**Exercise directions:**
Go through the listing beneath this task and return every line that carries the string "سورة".

**Data supplied:**
start
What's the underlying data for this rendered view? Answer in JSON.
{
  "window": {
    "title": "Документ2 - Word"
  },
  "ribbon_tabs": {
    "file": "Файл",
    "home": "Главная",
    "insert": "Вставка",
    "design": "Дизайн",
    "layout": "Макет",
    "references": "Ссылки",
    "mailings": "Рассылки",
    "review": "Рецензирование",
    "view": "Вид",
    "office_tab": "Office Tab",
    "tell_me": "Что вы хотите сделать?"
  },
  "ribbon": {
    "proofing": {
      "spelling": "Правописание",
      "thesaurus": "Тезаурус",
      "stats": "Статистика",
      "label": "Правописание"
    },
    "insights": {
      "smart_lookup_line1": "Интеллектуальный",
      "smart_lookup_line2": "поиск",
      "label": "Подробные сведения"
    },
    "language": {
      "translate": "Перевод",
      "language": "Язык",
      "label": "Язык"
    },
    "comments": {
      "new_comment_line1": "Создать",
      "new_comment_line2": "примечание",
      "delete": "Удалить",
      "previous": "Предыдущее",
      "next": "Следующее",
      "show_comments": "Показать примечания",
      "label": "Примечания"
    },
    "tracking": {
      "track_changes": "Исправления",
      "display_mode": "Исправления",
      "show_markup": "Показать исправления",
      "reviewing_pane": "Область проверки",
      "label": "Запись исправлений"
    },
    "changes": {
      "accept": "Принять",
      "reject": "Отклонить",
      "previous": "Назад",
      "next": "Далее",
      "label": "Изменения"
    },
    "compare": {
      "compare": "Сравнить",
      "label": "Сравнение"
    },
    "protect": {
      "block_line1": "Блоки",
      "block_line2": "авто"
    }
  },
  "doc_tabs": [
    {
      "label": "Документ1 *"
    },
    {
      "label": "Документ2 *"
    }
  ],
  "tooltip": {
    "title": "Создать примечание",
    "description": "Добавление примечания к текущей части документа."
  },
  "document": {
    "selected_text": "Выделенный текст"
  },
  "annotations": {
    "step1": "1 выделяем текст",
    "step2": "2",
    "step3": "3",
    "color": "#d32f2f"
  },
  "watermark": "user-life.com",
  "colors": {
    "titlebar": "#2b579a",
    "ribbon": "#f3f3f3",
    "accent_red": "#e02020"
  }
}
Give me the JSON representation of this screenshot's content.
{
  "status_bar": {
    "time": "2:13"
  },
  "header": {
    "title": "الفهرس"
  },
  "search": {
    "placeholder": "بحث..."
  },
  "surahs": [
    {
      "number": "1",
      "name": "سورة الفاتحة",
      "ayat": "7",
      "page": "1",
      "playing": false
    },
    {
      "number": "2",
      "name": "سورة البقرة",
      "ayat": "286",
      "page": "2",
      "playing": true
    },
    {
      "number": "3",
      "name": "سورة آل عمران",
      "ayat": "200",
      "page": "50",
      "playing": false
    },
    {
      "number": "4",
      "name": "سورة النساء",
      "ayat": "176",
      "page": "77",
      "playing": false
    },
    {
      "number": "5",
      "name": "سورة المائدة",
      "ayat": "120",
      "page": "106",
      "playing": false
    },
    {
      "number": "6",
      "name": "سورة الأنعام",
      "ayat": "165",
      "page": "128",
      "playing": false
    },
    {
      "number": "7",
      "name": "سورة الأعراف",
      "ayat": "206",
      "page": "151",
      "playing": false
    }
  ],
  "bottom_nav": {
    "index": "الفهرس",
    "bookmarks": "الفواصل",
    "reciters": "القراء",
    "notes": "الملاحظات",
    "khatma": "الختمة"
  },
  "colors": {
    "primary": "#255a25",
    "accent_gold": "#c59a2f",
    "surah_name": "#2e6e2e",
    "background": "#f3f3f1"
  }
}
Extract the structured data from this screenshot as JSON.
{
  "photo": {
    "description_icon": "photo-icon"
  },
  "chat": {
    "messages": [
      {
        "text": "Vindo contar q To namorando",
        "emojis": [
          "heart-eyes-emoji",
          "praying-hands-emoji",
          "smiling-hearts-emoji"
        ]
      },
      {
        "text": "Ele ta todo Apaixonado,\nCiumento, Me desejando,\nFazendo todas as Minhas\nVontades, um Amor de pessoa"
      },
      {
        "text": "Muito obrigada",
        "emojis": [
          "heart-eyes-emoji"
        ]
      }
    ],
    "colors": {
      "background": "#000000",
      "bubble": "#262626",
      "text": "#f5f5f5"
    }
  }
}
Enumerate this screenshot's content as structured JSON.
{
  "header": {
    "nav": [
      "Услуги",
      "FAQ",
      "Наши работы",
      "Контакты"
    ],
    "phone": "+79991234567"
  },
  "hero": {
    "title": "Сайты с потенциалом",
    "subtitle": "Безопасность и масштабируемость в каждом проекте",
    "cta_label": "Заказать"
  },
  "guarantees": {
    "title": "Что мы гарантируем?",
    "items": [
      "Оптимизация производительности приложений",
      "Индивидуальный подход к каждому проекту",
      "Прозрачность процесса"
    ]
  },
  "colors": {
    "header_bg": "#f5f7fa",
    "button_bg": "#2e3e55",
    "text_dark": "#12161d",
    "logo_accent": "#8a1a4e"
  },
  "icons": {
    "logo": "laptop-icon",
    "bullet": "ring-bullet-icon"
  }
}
end
**Result:**
      "name": "سورة الفاتحة",
      "name": "سورة البقرة",
      "name": "سورة آل عمران",
      "name": "سورة النساء",
      "name": "سورة المائدة",
      "name": "سورة الأنعام",
      "name": "سورة الأعراف",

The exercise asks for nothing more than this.